- _Exercise directions_
Give the number of lines in the data that hold the word "menjadi", and nothing else.

═════ Recorded information

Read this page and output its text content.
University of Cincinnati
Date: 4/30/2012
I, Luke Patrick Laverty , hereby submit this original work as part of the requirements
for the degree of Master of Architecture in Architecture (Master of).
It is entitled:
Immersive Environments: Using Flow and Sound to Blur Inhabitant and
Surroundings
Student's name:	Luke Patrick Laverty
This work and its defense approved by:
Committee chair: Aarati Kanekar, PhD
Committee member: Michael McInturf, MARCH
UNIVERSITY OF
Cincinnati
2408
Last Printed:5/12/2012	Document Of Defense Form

══════════
═════ Recorded information

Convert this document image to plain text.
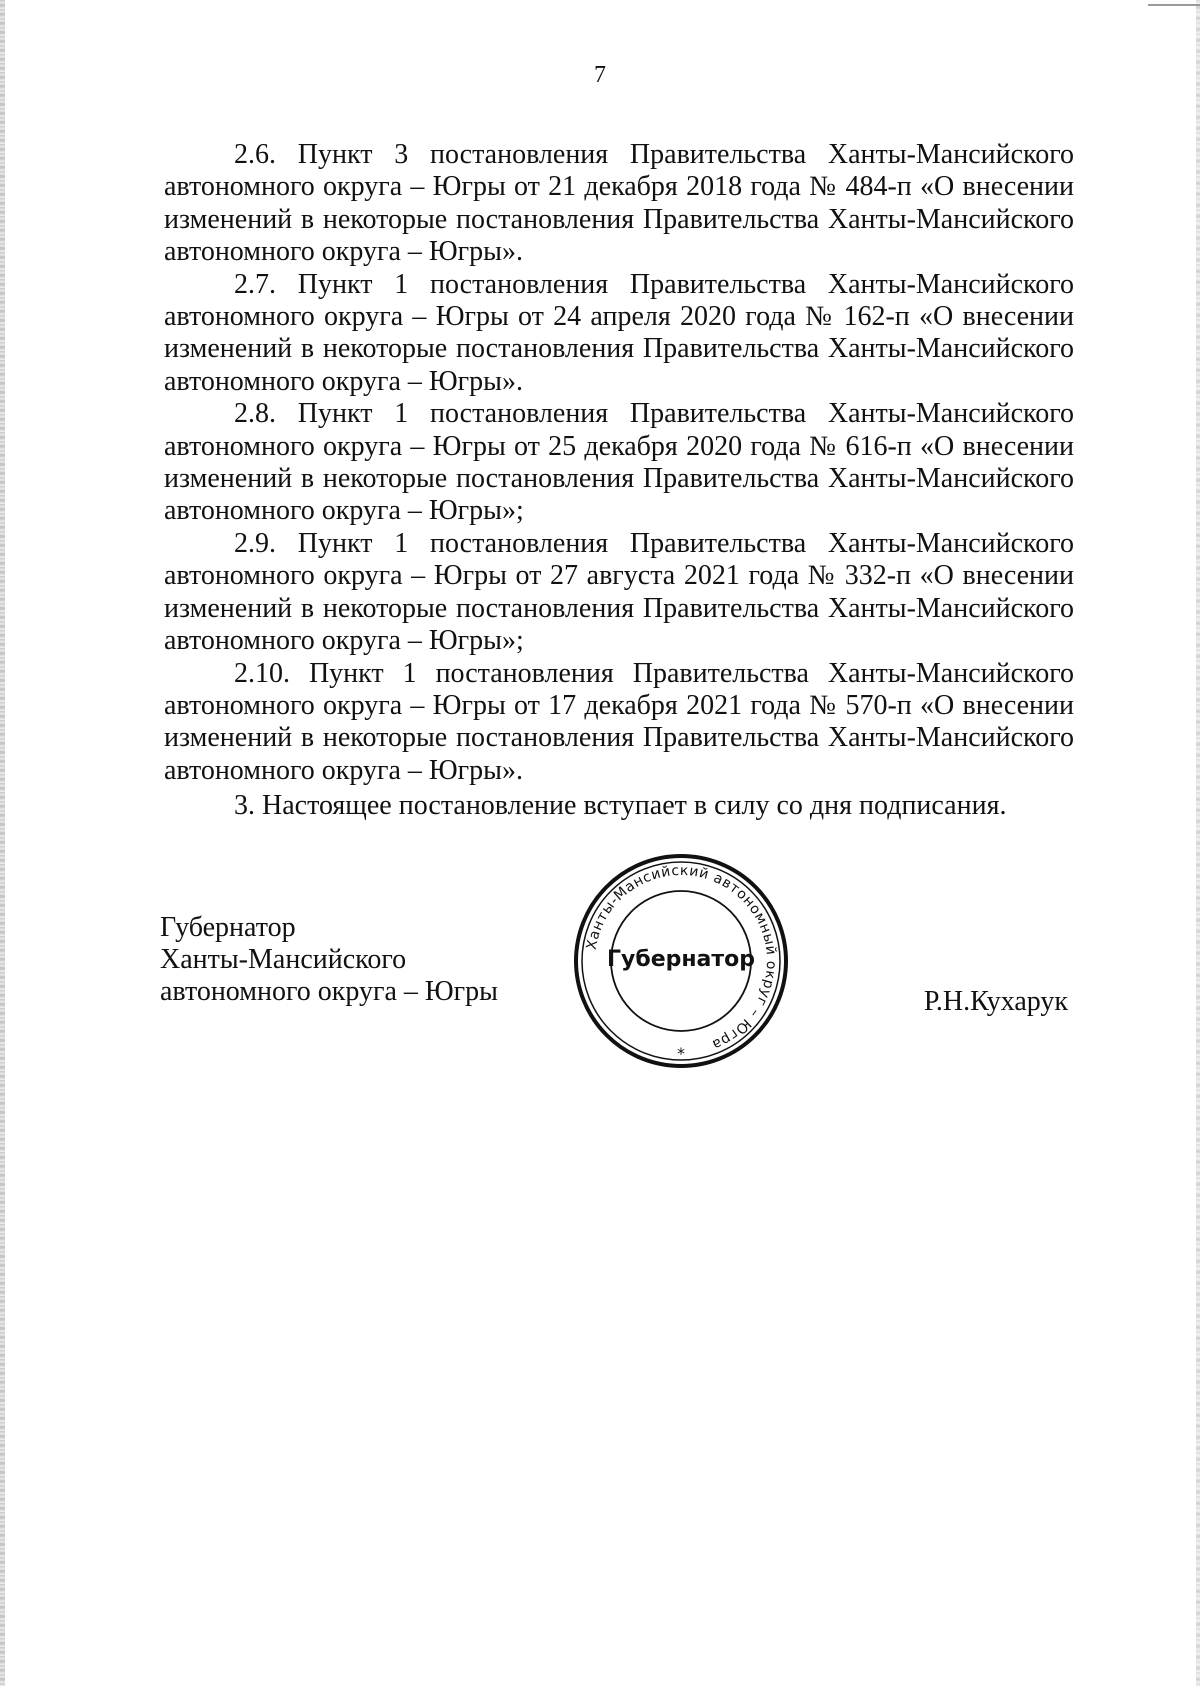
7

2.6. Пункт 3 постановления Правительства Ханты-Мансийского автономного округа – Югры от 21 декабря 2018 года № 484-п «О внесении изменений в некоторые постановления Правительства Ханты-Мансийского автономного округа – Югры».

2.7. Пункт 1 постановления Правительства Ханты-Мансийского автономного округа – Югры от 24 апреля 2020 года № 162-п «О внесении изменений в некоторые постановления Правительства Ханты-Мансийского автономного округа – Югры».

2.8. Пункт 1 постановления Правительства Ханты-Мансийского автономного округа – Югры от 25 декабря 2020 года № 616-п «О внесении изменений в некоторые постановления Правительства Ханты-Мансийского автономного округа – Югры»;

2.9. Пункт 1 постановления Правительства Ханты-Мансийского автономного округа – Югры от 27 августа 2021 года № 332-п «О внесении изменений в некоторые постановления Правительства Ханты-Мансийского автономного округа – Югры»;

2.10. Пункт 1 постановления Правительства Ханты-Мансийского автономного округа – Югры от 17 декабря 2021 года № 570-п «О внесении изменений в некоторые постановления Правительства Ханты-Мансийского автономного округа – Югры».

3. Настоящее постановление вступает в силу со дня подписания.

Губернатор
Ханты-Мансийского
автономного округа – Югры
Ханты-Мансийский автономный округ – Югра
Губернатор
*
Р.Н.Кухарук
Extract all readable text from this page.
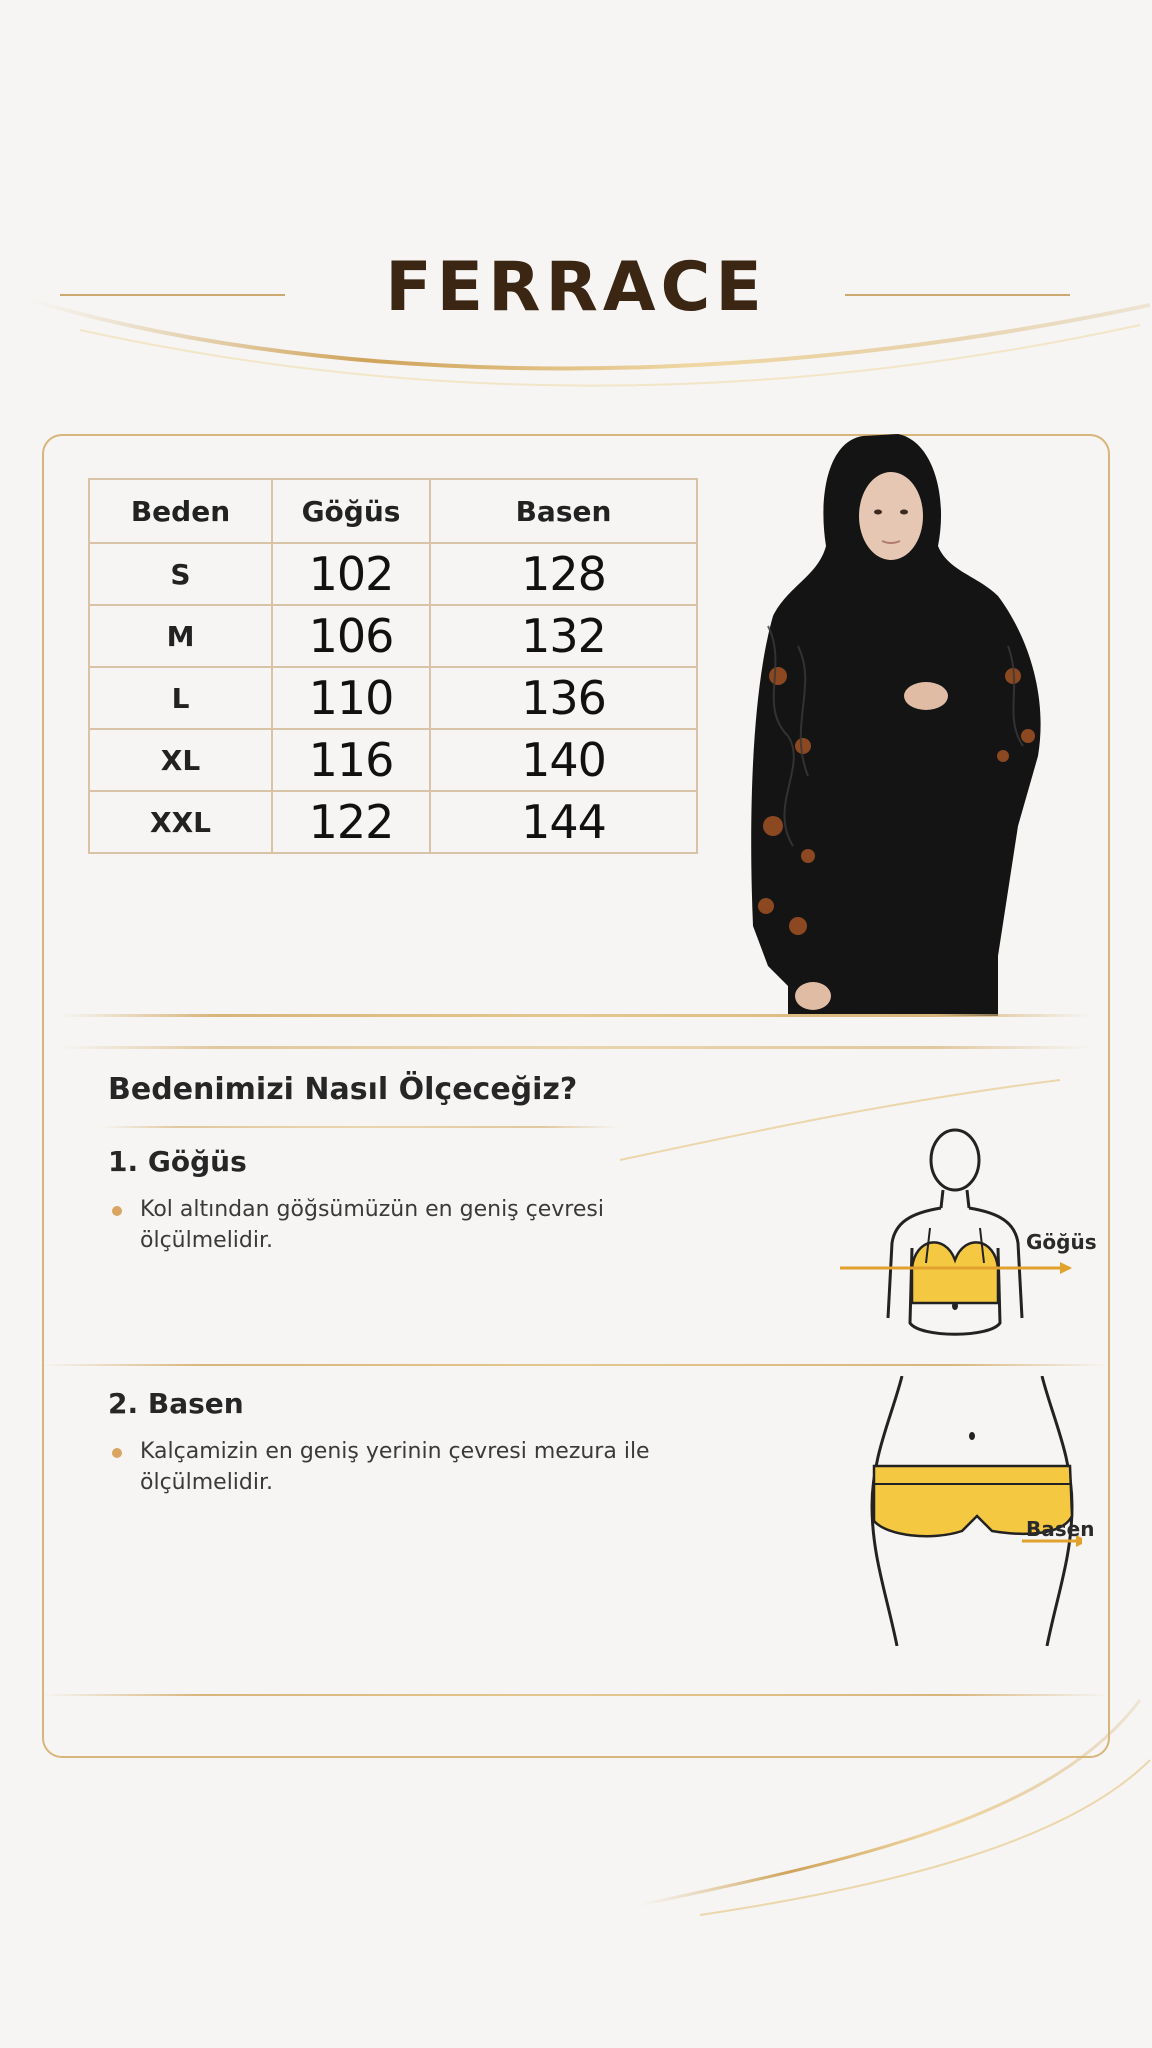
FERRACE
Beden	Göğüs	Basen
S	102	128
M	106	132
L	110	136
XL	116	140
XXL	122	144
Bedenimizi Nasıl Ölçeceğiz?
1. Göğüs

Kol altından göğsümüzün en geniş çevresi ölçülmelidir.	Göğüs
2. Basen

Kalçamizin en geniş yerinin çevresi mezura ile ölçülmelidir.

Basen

══════════
═════ Recorded information

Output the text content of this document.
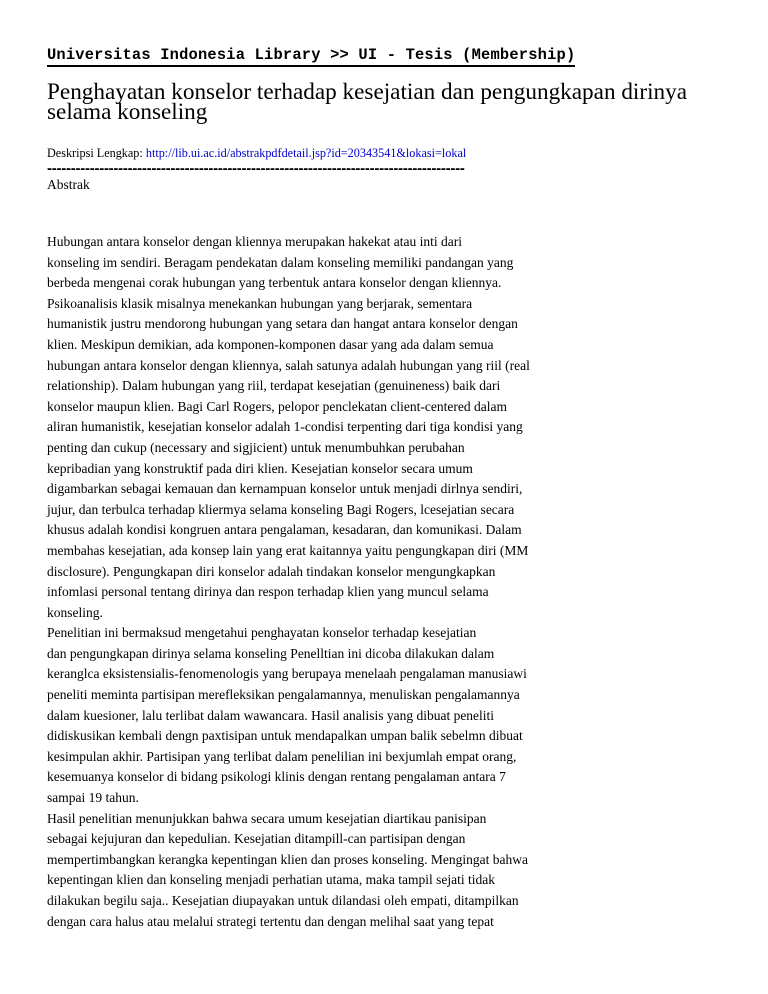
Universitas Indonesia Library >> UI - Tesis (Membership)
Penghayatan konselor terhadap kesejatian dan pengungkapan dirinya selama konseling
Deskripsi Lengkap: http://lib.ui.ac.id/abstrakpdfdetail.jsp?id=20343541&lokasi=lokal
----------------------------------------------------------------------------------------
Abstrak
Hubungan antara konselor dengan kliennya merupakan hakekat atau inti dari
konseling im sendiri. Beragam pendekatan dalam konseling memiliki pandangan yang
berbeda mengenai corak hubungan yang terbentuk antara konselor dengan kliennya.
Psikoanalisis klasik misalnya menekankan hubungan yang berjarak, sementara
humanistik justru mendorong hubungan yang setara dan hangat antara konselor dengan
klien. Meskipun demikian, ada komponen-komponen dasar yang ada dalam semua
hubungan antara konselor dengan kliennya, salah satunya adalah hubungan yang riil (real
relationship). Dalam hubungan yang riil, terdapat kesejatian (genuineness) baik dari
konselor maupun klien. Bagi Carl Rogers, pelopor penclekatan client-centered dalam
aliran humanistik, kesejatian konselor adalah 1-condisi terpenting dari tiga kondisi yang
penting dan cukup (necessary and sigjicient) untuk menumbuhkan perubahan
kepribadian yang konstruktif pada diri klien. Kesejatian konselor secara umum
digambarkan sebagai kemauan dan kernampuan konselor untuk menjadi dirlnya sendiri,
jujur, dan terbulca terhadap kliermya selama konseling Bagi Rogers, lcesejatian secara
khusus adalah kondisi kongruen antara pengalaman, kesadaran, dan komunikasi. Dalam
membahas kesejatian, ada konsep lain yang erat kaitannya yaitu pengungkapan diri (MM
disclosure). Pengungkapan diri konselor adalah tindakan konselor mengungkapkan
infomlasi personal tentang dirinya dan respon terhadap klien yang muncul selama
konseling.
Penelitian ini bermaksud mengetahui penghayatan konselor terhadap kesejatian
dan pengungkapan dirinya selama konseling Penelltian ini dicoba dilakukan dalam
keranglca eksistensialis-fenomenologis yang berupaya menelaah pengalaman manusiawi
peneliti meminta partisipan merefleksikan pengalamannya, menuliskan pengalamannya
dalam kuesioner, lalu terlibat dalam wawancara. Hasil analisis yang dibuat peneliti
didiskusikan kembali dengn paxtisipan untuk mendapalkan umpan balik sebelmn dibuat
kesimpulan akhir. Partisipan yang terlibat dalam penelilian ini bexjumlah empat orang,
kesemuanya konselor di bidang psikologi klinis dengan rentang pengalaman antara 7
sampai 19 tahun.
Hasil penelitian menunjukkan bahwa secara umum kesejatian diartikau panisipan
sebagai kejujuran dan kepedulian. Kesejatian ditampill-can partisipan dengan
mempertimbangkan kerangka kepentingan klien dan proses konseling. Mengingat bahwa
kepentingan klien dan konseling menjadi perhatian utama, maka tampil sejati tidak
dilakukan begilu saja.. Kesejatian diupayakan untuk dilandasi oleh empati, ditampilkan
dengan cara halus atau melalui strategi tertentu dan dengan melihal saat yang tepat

══════════

- _Worked answer_
2